* **Exercise instructions**
Identify the lines containing the word "Georg". Copy each one.

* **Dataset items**

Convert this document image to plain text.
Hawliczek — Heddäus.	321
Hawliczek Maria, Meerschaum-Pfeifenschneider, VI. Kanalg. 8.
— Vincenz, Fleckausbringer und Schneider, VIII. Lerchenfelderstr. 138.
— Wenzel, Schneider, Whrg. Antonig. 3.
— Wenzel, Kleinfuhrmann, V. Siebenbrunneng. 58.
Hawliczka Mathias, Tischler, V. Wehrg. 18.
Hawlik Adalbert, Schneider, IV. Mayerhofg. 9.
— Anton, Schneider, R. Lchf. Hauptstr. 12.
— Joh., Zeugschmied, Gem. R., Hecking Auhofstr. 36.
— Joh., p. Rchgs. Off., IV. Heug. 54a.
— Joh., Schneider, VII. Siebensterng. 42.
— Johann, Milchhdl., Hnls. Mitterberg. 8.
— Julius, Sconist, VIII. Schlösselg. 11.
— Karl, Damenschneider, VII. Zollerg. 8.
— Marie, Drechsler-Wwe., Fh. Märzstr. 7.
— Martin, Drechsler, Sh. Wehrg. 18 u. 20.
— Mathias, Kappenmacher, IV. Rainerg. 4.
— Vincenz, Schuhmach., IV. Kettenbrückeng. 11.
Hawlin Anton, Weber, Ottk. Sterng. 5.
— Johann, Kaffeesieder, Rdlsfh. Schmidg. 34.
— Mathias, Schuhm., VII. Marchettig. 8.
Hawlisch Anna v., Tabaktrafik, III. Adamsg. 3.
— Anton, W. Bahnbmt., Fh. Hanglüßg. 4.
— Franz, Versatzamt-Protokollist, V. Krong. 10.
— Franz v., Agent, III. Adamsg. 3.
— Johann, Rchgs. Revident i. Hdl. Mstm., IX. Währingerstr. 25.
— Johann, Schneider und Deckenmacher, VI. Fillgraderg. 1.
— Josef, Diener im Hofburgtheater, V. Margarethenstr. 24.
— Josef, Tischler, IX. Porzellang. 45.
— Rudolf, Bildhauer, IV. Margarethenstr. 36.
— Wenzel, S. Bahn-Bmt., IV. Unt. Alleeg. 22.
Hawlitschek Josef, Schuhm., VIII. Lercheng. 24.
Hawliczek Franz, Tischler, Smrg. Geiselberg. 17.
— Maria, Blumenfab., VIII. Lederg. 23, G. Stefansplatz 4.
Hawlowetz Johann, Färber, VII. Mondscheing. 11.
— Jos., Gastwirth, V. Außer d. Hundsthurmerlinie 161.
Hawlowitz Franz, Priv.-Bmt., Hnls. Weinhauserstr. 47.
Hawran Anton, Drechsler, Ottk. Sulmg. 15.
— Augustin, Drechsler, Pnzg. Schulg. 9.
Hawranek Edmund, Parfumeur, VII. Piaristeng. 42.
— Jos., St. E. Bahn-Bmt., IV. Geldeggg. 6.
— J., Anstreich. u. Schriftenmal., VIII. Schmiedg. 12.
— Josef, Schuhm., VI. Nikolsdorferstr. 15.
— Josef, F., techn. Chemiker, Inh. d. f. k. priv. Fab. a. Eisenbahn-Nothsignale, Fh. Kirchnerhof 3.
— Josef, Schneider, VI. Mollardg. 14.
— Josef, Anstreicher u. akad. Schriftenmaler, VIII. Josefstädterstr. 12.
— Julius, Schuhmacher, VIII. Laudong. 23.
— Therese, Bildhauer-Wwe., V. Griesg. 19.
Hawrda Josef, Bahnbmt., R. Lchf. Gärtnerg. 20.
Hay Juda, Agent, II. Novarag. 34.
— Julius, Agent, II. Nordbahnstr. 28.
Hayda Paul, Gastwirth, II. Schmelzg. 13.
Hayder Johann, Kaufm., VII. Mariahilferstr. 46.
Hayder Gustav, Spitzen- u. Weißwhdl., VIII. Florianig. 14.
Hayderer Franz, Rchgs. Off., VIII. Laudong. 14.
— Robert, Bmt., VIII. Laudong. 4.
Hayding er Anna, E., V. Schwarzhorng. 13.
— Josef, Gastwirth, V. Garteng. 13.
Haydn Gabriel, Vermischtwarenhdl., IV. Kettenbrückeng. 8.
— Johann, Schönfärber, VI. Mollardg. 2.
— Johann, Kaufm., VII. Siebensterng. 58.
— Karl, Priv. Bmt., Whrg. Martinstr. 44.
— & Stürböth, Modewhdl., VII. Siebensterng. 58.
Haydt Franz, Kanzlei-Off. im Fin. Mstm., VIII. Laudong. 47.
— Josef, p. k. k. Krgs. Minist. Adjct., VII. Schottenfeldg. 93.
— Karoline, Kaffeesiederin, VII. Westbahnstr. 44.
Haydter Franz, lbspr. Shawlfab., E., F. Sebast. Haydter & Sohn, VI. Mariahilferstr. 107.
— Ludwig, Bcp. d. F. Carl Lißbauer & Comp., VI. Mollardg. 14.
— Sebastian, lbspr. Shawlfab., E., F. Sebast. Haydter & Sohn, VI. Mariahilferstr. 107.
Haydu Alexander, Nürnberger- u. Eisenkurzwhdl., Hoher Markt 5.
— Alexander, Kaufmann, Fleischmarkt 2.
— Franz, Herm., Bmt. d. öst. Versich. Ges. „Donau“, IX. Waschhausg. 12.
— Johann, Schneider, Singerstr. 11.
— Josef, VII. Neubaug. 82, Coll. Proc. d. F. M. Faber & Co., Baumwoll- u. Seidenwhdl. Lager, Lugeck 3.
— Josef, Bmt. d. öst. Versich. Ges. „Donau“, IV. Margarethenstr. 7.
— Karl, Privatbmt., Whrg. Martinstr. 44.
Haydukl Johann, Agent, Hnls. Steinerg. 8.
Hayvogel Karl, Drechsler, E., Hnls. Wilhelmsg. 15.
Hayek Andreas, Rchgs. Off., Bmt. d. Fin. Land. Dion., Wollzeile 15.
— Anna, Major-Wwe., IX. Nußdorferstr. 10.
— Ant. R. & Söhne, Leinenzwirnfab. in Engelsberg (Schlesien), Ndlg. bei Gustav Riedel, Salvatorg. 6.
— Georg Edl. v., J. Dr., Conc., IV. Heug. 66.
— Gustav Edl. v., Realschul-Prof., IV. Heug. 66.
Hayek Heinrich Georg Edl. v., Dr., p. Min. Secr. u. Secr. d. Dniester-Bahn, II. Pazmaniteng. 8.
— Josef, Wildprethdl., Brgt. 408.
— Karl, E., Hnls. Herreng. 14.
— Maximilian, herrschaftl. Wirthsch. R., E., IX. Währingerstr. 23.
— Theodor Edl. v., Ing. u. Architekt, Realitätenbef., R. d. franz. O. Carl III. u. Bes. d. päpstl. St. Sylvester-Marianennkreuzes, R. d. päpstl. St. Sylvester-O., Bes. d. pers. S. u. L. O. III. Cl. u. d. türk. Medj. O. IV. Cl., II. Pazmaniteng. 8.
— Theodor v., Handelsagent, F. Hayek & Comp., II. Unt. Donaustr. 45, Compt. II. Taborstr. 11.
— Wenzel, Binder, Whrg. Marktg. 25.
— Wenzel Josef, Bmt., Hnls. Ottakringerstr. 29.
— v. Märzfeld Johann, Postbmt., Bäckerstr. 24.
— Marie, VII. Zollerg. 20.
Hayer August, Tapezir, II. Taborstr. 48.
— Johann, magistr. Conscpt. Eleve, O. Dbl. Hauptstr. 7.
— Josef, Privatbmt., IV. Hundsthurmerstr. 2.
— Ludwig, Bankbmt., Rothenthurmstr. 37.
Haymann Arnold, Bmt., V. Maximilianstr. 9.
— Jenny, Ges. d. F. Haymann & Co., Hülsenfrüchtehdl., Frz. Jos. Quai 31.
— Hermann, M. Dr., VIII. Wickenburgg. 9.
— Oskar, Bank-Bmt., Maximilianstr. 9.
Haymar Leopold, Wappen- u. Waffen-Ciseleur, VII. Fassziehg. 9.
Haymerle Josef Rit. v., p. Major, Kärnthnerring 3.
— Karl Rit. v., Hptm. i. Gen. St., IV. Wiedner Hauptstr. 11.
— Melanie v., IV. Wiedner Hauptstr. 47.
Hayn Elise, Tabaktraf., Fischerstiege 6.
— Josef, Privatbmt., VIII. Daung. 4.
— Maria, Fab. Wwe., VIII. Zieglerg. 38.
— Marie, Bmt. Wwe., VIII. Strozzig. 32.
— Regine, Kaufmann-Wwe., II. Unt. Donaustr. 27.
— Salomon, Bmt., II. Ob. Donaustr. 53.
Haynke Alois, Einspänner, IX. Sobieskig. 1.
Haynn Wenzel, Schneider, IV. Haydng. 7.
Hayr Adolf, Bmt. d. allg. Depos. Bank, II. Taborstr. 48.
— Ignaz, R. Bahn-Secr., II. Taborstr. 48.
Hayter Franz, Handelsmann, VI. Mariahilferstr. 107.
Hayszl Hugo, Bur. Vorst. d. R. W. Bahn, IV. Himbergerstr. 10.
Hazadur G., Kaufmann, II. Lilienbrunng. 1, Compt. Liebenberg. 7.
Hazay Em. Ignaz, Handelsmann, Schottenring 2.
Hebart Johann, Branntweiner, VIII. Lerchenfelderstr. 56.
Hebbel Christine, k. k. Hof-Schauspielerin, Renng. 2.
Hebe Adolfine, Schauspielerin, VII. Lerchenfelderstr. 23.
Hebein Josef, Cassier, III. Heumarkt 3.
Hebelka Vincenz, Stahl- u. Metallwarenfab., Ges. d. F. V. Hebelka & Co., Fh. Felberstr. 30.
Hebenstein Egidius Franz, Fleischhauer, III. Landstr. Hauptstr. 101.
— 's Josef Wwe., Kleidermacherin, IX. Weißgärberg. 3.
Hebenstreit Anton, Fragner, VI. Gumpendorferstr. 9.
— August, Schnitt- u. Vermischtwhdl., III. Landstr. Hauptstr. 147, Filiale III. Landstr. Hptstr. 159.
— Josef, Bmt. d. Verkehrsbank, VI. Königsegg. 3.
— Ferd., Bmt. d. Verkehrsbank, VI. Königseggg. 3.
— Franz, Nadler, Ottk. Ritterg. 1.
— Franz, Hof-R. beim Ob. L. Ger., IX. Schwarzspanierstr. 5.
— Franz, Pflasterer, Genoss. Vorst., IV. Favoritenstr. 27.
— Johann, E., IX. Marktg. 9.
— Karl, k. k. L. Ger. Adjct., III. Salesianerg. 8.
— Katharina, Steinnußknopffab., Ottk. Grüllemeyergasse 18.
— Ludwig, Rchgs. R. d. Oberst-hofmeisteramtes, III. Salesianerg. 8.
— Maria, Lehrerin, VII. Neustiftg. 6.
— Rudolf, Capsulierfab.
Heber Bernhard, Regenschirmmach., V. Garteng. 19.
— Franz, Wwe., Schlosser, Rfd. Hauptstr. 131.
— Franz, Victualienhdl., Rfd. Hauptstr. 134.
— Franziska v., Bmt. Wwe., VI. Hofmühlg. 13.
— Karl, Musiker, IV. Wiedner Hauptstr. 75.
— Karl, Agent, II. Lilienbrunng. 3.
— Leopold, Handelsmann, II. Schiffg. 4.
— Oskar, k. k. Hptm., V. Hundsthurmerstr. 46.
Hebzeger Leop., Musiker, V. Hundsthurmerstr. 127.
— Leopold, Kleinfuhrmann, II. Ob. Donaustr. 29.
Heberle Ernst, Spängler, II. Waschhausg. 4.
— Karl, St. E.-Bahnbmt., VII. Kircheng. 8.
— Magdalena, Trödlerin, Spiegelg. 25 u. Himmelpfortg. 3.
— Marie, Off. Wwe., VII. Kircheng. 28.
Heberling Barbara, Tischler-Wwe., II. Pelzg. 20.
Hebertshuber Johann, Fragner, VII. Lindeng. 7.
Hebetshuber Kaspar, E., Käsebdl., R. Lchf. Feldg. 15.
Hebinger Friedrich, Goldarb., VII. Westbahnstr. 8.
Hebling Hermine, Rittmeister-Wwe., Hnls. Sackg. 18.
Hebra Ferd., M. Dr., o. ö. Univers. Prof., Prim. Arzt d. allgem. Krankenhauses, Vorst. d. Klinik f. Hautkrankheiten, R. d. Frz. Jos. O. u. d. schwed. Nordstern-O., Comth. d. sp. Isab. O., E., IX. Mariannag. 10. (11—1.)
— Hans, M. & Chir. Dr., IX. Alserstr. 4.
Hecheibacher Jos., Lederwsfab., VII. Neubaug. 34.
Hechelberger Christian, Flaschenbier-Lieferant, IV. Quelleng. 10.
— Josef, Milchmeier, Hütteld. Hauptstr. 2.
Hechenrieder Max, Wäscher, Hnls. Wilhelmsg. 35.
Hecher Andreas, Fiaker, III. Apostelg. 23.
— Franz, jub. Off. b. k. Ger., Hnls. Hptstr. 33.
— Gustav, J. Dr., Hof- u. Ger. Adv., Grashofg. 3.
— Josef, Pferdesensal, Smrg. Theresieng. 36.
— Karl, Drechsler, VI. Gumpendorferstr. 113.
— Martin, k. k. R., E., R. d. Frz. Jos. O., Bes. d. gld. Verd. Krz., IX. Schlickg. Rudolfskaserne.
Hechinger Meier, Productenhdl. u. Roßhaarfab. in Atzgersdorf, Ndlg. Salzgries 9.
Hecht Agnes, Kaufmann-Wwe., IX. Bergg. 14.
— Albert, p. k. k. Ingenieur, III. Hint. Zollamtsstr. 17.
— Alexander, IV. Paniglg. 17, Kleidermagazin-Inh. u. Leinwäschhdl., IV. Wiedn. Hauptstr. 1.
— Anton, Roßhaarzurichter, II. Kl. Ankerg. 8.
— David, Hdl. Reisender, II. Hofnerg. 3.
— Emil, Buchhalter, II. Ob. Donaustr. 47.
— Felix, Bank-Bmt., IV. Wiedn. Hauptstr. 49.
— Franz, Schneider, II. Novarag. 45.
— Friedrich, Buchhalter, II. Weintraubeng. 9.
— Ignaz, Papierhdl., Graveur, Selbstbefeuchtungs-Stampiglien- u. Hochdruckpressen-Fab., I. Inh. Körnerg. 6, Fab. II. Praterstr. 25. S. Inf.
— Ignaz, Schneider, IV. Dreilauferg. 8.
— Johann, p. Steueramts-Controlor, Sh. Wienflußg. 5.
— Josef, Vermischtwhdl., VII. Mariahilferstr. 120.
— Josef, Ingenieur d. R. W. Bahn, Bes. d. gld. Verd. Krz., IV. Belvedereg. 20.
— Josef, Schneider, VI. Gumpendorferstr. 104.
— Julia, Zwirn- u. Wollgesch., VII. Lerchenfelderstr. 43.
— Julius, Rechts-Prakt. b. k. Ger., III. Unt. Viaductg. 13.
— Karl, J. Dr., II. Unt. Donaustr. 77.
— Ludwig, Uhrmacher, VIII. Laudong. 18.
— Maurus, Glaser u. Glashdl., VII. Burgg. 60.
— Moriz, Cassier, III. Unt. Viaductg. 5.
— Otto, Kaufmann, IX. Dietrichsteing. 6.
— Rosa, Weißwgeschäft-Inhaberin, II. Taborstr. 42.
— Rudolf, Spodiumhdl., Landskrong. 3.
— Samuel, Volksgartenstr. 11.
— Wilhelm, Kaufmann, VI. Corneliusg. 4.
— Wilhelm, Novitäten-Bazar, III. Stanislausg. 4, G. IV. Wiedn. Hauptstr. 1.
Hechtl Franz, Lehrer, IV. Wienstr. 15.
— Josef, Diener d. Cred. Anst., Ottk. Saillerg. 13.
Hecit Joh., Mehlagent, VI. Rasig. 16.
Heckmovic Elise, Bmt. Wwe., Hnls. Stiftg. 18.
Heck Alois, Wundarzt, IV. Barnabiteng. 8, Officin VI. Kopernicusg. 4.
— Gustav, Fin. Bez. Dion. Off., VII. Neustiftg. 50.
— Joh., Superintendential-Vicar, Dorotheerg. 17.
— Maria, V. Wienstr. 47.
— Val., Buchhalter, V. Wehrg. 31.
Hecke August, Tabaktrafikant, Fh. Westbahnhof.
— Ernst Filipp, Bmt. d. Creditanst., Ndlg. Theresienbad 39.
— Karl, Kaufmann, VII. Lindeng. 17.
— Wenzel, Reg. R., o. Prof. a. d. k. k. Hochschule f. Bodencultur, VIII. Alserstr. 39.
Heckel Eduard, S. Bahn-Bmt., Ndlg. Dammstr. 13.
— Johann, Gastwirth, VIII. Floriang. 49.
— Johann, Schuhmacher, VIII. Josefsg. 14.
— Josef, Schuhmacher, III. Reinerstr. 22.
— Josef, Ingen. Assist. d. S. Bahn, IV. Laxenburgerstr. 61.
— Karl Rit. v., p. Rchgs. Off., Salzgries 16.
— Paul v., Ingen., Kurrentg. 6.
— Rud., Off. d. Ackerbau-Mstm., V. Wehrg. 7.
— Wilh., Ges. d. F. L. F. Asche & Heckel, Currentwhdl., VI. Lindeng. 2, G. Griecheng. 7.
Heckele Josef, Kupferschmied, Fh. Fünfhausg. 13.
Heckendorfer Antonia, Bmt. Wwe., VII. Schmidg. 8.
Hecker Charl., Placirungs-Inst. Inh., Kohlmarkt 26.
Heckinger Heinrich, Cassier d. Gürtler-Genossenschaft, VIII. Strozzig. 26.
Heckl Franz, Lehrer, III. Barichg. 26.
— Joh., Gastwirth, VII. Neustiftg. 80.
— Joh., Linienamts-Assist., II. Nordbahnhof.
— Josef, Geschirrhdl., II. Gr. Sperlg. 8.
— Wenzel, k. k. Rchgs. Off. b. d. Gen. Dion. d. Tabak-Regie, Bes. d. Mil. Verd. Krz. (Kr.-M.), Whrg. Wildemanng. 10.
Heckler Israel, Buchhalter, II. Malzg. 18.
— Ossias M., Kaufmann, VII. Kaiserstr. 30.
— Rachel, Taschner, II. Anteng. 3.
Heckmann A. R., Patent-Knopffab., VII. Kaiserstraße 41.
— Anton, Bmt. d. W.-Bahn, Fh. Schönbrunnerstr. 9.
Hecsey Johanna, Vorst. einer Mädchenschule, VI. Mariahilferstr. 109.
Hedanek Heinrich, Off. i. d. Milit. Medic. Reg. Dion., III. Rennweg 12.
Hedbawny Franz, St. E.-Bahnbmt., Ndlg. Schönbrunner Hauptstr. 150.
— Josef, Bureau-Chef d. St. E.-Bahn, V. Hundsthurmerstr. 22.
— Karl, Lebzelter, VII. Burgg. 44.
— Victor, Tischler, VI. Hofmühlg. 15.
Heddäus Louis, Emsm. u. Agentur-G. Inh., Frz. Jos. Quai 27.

* **Written solution**
— Georg Edl. v., J. Dr., Conc., IV. Heug. 66.
Hayek Heinrich Georg Edl. v., Dr., p. Min. Secr. u. Secr. d. Dniester-Bahn, II. Pazmaniteng. 8.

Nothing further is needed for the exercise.